:: PROBLEM STATEMENT ::
Transcribe each line of the material as it is, and drop any picture.

Dataset excerpt:
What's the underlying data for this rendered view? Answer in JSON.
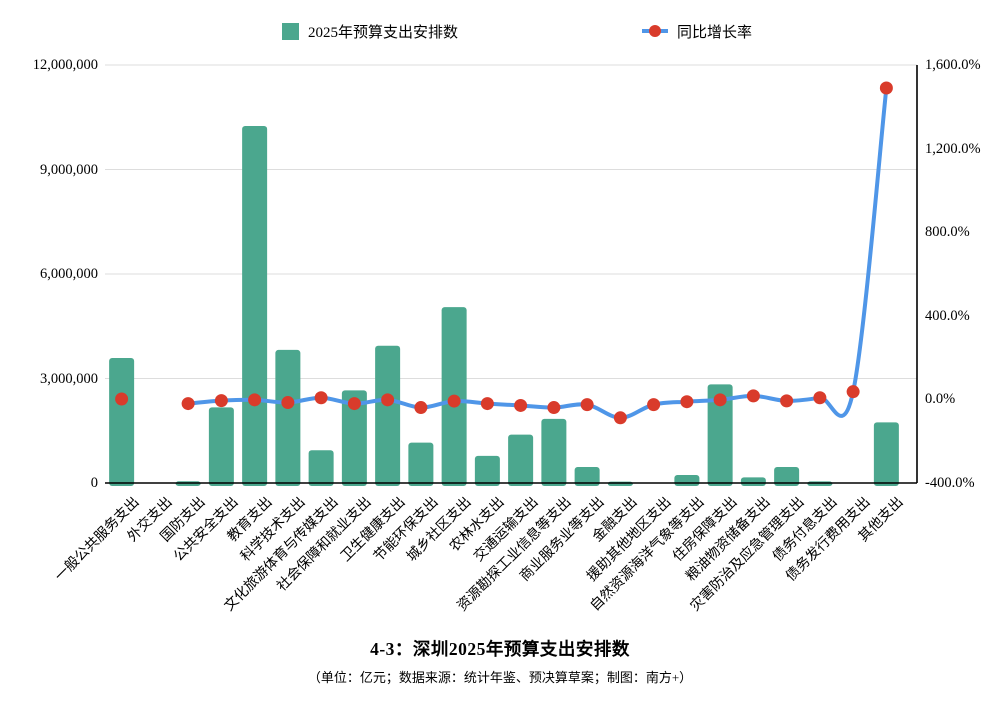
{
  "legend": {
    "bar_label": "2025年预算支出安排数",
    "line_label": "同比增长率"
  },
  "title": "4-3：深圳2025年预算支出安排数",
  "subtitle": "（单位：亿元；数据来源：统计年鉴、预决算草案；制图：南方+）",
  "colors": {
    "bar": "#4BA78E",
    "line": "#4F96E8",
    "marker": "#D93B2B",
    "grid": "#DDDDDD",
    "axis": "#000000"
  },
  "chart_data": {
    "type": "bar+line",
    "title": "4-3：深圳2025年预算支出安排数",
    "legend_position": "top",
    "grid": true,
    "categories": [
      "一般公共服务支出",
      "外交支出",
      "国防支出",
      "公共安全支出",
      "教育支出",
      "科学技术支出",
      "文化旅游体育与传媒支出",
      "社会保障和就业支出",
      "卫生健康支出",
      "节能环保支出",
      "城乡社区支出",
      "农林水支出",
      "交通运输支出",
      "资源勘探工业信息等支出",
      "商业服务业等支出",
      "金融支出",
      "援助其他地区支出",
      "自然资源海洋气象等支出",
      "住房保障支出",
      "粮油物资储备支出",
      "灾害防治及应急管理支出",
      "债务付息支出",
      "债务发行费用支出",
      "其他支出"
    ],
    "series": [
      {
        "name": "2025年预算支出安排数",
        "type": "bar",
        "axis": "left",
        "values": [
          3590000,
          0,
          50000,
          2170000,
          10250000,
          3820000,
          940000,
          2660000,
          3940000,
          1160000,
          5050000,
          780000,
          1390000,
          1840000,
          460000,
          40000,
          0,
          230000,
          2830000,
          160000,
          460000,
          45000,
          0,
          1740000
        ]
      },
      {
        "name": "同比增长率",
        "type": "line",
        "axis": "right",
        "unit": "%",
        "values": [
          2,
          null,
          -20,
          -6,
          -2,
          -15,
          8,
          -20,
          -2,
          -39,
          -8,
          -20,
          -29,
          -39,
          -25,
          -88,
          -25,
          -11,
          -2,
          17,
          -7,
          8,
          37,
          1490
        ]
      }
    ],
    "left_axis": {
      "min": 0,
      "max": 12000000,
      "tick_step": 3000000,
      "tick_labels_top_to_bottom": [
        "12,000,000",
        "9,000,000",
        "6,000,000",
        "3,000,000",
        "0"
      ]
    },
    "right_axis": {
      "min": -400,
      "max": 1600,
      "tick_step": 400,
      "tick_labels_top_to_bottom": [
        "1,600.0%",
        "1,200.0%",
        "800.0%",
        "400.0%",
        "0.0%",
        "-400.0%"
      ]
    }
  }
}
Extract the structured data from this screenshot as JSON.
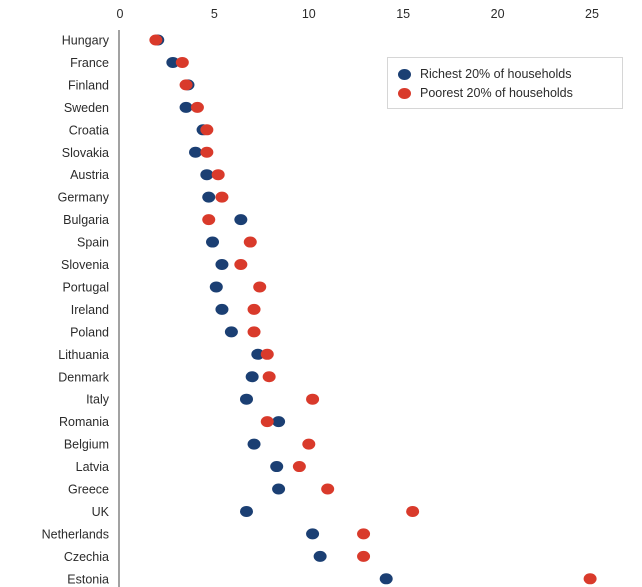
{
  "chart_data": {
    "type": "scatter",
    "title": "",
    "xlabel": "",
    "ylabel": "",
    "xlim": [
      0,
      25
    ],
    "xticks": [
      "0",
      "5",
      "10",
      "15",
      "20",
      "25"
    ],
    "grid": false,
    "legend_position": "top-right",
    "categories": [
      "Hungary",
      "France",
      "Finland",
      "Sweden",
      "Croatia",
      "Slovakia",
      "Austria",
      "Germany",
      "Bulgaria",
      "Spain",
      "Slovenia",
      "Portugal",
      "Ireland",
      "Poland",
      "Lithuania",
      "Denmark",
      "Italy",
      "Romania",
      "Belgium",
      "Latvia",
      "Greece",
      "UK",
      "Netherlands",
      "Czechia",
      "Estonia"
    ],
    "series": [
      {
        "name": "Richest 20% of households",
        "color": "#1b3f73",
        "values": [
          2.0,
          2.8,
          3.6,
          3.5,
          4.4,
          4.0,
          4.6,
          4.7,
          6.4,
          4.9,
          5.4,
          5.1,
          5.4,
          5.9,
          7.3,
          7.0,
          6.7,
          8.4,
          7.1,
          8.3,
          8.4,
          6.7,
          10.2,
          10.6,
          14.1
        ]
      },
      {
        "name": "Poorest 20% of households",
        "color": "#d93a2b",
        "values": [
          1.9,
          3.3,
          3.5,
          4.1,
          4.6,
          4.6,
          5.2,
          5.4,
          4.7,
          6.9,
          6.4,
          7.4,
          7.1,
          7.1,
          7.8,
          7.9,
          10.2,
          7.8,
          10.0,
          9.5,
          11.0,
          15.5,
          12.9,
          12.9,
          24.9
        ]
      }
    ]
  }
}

:: EXERCISE RESULT ::
What's the underlying data for this rendered view? Answer in JSON.
{
  "legend": {
    "bar_label": "2025年预算支出安排数",
    "line_label": "同比增长率"
  },
  "title": "4-3：深圳2025年预算支出安排数",
  "subtitle": "（单位：亿元；数据来源：统计年鉴、预决算草案；制图：南方+）",
  "colors": {
    "bar": "#4BA78E",
    "line": "#4F96E8",
    "marker": "#D93B2B",
    "grid": "#DDDDDD",
    "axis": "#000000"
  },
  "chart_data": {
    "type": "bar+line",
    "title": "4-3：深圳2025年预算支出安排数",
    "legend_position": "top",
    "grid": true,
    "categories": [
      "一般公共服务支出",
      "外交支出",
      "国防支出",
      "公共安全支出",
      "教育支出",
      "科学技术支出",
      "文化旅游体育与传媒支出",
      "社会保障和就业支出",
      "卫生健康支出",
      "节能环保支出",
      "城乡社区支出",
      "农林水支出",
      "交通运输支出",
      "资源勘探工业信息等支出",
      "商业服务业等支出",
      "金融支出",
      "援助其他地区支出",
      "自然资源海洋气象等支出",
      "住房保障支出",
      "粮油物资储备支出",
      "灾害防治及应急管理支出",
      "债务付息支出",
      "债务发行费用支出",
      "其他支出"
    ],
    "series": [
      {
        "name": "2025年预算支出安排数",
        "type": "bar",
        "axis": "left",
        "values": [
          3590000,
          0,
          50000,
          2170000,
          10250000,
          3820000,
          940000,
          2660000,
          3940000,
          1160000,
          5050000,
          780000,
          1390000,
          1840000,
          460000,
          40000,
          0,
          230000,
          2830000,
          160000,
          460000,
          45000,
          0,
          1740000
        ]
      },
      {
        "name": "同比增长率",
        "type": "line",
        "axis": "right",
        "unit": "%",
        "values": [
          2,
          null,
          -20,
          -6,
          -2,
          -15,
          8,
          -20,
          -2,
          -39,
          -8,
          -20,
          -29,
          -39,
          -25,
          -88,
          -25,
          -11,
          -2,
          17,
          -7,
          8,
          37,
          1490
        ]
      }
    ],
    "left_axis": {
      "min": 0,
      "max": 12000000,
      "tick_step": 3000000,
      "tick_labels_top_to_bottom": [
        "12,000,000",
        "9,000,000",
        "6,000,000",
        "3,000,000",
        "0"
      ]
    },
    "right_axis": {
      "min": -400,
      "max": 1600,
      "tick_step": 400,
      "tick_labels_top_to_bottom": [
        "1,600.0%",
        "1,200.0%",
        "800.0%",
        "400.0%",
        "0.0%",
        "-400.0%"
      ]
    }
  }
}
Extract the structured data from this screenshot as JSON.
{
  "chart_data": {
    "type": "scatter",
    "title": "",
    "xlabel": "",
    "ylabel": "",
    "xlim": [
      0,
      25
    ],
    "xticks": [
      "0",
      "5",
      "10",
      "15",
      "20",
      "25"
    ],
    "grid": false,
    "legend_position": "top-right",
    "categories": [
      "Hungary",
      "France",
      "Finland",
      "Sweden",
      "Croatia",
      "Slovakia",
      "Austria",
      "Germany",
      "Bulgaria",
      "Spain",
      "Slovenia",
      "Portugal",
      "Ireland",
      "Poland",
      "Lithuania",
      "Denmark",
      "Italy",
      "Romania",
      "Belgium",
      "Latvia",
      "Greece",
      "UK",
      "Netherlands",
      "Czechia",
      "Estonia"
    ],
    "series": [
      {
        "name": "Richest 20% of households",
        "color": "#1b3f73",
        "values": [
          2.0,
          2.8,
          3.6,
          3.5,
          4.4,
          4.0,
          4.6,
          4.7,
          6.4,
          4.9,
          5.4,
          5.1,
          5.4,
          5.9,
          7.3,
          7.0,
          6.7,
          8.4,
          7.1,
          8.3,
          8.4,
          6.7,
          10.2,
          10.6,
          14.1
        ]
      },
      {
        "name": "Poorest 20% of households",
        "color": "#d93a2b",
        "values": [
          1.9,
          3.3,
          3.5,
          4.1,
          4.6,
          4.6,
          5.2,
          5.4,
          4.7,
          6.9,
          6.4,
          7.4,
          7.1,
          7.1,
          7.8,
          7.9,
          10.2,
          7.8,
          10.0,
          9.5,
          11.0,
          15.5,
          12.9,
          12.9,
          24.9
        ]
      }
    ]
  }
}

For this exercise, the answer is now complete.